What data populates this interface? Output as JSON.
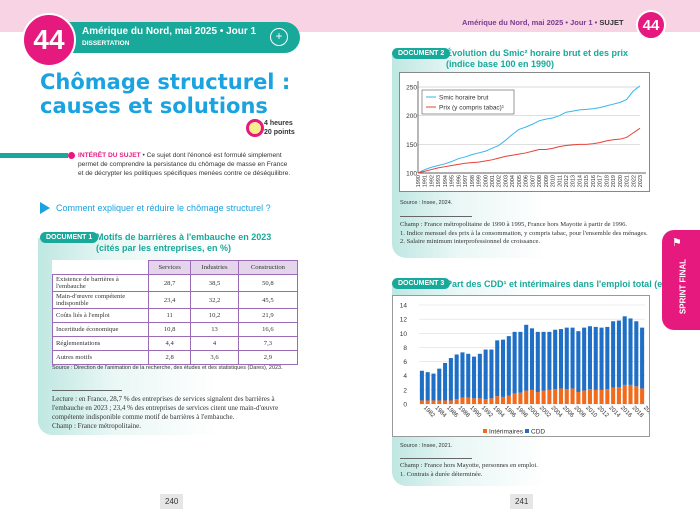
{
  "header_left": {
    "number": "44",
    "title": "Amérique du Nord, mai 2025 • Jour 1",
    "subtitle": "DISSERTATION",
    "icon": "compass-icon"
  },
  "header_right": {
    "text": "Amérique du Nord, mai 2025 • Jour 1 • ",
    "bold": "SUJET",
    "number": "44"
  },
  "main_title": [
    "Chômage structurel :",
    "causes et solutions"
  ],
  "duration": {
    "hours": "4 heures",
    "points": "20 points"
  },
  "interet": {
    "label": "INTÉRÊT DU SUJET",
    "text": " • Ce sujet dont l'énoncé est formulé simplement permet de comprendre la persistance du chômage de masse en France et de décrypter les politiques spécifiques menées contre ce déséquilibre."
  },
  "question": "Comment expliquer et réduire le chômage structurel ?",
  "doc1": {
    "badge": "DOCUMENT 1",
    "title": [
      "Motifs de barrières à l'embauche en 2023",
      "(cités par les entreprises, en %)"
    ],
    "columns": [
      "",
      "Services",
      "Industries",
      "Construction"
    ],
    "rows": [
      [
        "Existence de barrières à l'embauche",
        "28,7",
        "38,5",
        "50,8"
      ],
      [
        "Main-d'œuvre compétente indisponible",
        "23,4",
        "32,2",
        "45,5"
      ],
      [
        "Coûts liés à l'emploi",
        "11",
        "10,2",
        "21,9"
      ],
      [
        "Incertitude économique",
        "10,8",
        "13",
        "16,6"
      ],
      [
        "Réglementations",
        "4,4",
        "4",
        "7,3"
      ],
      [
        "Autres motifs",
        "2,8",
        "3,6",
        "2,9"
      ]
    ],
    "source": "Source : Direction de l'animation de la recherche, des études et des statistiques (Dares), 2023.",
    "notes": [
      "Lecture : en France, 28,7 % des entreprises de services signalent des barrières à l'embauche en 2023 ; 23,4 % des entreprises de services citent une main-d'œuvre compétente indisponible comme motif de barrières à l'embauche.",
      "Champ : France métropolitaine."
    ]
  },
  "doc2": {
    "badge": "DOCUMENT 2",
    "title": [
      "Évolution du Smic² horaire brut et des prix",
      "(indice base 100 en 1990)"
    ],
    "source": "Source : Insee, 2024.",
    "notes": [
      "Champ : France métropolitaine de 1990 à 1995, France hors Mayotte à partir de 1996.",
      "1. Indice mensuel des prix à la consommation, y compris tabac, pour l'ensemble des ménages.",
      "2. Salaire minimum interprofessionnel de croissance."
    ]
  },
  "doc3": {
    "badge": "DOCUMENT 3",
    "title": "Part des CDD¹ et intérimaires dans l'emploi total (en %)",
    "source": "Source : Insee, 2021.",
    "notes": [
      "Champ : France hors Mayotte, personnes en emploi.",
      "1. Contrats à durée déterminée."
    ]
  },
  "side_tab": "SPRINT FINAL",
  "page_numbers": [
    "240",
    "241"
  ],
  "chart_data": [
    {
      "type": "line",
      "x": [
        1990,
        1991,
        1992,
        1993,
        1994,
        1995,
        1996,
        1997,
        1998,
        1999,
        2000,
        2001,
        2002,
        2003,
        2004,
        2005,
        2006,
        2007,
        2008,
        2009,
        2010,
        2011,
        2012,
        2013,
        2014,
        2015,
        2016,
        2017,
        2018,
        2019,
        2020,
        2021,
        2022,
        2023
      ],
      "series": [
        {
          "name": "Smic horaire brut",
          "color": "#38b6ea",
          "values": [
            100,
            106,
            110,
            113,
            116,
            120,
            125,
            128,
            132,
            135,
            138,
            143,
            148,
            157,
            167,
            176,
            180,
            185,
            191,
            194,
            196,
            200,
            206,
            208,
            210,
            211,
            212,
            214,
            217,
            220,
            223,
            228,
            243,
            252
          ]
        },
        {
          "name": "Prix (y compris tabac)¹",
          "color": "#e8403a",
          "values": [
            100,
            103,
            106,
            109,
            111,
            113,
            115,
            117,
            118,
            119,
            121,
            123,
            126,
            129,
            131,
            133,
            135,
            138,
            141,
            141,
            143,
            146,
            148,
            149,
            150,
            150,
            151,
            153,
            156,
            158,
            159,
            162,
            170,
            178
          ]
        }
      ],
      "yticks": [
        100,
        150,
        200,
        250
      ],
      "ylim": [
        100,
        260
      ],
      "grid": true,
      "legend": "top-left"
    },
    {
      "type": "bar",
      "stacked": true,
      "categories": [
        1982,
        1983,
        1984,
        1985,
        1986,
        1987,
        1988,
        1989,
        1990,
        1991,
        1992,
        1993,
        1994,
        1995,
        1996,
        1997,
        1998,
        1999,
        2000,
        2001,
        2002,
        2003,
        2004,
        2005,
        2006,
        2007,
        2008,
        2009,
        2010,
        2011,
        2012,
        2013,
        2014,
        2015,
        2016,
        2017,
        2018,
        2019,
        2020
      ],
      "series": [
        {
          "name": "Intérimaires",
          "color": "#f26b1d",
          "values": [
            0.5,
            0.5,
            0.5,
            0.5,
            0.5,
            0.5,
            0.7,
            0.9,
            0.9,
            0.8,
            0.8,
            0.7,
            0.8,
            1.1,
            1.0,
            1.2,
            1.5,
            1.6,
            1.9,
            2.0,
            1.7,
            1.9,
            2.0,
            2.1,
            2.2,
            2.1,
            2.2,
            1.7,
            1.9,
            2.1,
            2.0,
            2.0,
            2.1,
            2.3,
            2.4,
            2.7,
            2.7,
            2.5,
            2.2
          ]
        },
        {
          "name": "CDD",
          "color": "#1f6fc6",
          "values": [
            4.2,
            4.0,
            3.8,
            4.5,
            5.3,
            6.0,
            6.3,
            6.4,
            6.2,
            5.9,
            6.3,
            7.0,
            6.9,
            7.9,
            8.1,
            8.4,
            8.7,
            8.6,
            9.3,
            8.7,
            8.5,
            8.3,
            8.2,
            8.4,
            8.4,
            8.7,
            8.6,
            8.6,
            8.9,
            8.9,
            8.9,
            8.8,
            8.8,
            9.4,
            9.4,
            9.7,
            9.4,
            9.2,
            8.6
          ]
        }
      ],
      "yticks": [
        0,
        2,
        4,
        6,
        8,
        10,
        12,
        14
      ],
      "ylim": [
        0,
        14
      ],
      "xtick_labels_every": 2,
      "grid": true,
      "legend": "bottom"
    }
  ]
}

--

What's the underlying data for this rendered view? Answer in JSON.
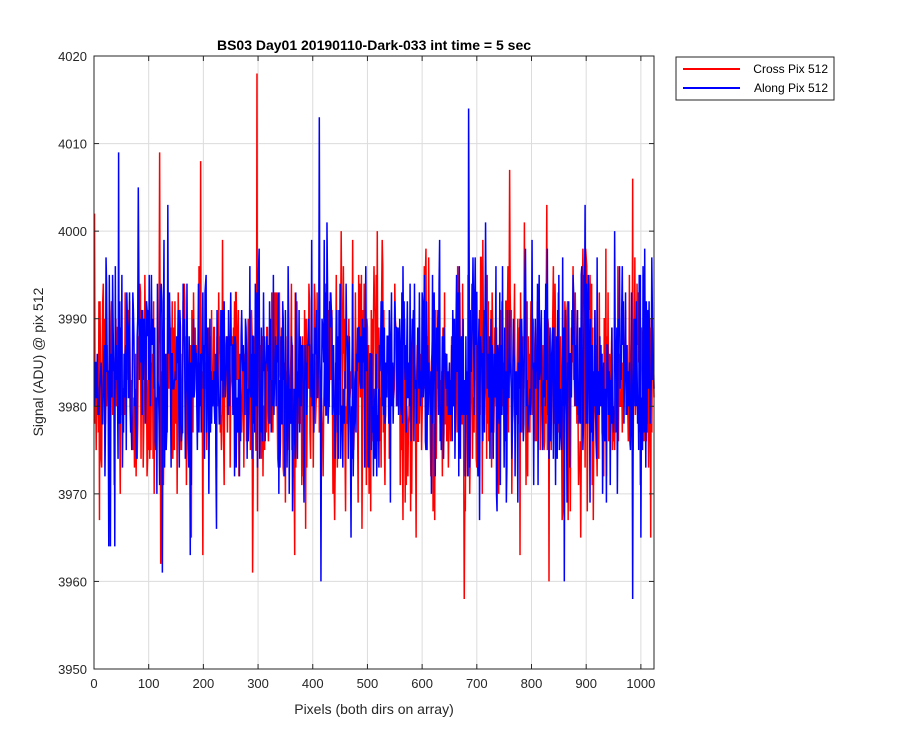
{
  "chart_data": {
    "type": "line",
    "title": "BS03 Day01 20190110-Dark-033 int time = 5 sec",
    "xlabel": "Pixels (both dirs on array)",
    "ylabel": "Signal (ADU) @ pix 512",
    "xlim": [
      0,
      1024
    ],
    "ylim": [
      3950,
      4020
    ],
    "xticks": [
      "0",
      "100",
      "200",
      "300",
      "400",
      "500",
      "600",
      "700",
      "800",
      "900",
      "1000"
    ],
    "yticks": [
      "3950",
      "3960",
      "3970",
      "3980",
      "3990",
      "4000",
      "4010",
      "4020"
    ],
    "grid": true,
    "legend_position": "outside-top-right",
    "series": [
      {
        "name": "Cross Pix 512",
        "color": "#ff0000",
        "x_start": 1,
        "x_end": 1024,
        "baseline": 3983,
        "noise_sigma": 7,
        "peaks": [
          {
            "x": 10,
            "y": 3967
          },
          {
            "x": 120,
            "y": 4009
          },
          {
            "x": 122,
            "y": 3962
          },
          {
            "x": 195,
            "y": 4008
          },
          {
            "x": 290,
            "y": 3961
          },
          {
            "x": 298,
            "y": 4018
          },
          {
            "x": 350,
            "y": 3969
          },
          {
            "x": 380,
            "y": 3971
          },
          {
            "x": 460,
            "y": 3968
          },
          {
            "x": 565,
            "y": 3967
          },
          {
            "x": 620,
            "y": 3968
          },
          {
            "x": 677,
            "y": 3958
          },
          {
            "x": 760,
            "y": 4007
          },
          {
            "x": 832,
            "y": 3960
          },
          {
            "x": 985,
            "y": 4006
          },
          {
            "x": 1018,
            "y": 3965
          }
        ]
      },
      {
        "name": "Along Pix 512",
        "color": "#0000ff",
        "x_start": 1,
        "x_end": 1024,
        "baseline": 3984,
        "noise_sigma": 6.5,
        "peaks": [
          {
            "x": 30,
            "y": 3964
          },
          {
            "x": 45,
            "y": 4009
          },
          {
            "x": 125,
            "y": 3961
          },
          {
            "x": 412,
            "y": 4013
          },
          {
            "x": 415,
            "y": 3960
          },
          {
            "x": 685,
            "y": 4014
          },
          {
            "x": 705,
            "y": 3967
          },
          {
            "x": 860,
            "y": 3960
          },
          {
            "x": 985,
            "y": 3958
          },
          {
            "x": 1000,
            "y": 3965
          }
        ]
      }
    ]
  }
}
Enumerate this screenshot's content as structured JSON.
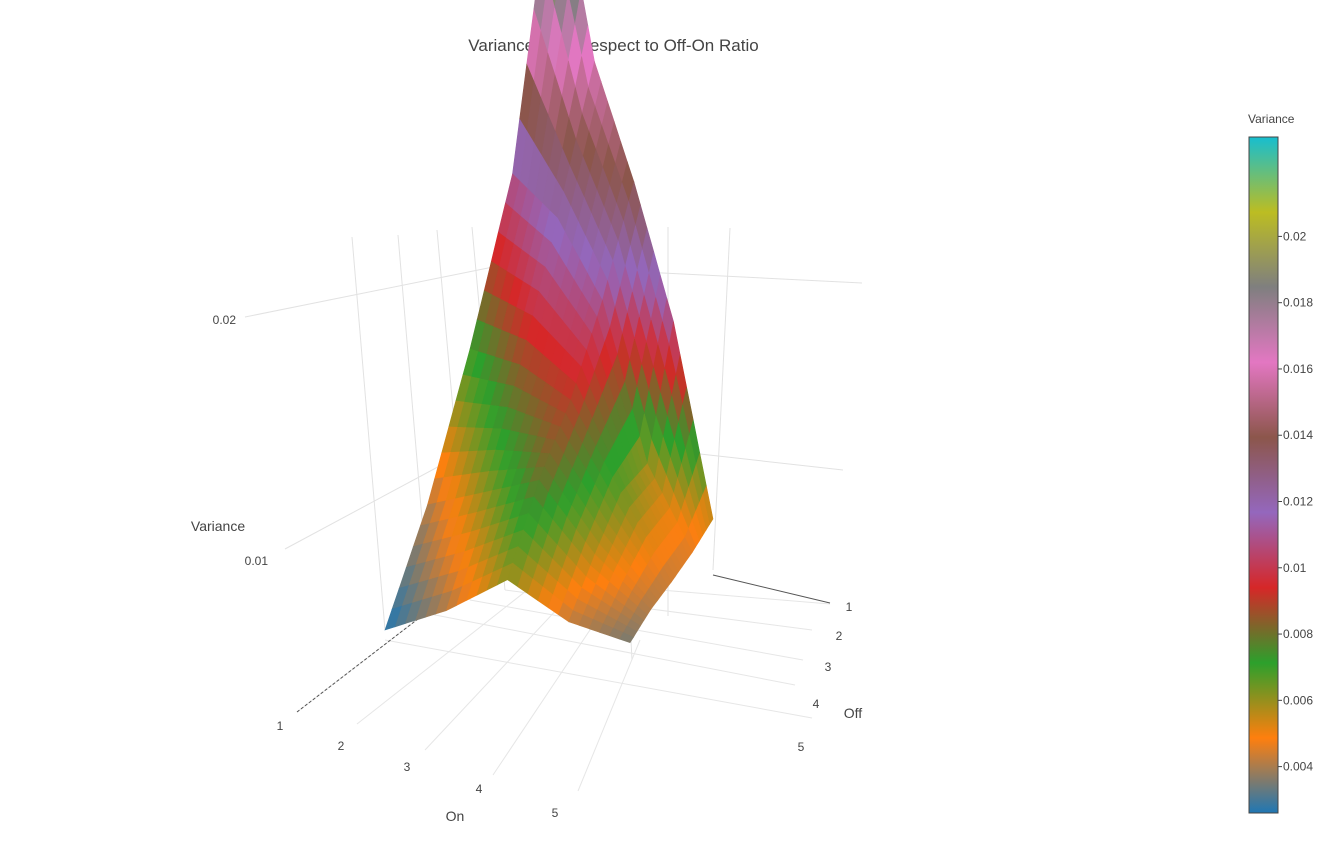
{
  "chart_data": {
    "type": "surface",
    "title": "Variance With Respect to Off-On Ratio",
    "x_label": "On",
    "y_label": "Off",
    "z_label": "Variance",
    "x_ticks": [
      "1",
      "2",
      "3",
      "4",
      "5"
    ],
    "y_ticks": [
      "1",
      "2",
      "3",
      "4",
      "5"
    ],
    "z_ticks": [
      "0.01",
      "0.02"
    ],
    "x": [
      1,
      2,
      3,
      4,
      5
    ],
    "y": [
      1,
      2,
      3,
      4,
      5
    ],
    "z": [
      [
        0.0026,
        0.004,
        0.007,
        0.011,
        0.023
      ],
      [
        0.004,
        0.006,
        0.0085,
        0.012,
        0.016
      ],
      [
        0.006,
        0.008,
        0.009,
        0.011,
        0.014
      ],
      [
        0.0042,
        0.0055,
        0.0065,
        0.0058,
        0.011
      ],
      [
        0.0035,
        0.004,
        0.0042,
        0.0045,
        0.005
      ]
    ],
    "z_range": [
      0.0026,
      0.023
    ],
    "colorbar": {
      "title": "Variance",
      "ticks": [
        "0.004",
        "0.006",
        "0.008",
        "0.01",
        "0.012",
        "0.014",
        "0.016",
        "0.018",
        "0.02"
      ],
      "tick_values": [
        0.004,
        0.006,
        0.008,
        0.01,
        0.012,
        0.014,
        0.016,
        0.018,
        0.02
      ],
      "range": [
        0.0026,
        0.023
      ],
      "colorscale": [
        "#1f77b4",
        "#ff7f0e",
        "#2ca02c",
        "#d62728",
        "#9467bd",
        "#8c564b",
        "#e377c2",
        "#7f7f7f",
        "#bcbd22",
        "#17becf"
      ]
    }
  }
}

--

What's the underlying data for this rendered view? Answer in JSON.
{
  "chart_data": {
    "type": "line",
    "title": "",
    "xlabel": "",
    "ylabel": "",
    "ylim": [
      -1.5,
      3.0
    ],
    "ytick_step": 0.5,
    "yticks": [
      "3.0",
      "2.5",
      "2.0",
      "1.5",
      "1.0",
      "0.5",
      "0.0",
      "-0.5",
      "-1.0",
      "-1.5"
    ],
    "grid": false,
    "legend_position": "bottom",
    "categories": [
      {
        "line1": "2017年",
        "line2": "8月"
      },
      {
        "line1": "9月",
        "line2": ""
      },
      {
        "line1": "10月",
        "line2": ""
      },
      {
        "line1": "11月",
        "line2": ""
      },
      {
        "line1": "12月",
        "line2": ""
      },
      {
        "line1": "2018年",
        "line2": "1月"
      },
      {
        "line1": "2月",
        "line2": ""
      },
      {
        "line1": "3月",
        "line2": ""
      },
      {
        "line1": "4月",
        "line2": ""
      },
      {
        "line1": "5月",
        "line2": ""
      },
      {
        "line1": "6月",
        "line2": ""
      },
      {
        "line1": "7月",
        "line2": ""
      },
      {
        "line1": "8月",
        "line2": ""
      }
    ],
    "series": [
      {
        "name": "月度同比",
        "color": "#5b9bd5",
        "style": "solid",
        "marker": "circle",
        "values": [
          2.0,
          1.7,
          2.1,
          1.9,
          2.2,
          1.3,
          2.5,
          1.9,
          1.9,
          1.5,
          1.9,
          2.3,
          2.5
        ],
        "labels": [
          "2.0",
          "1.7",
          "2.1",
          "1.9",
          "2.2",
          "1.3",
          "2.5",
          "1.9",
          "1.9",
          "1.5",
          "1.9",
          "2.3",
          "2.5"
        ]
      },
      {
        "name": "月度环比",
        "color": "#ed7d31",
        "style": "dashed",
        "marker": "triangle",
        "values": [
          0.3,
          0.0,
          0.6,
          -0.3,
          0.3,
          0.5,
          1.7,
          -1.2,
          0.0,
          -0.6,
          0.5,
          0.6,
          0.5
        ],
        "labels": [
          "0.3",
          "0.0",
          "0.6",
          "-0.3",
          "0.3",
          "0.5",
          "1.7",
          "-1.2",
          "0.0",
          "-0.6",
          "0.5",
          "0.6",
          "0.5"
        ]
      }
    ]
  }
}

**Goal**
Where a line above contains the word "métropolitaine", copy that line.

**Answer to this task**
      "Champ : France métropolitaine."
      "Champ : France métropolitaine de 1990 à 1995, France hors Mayotte à partir de 1996.",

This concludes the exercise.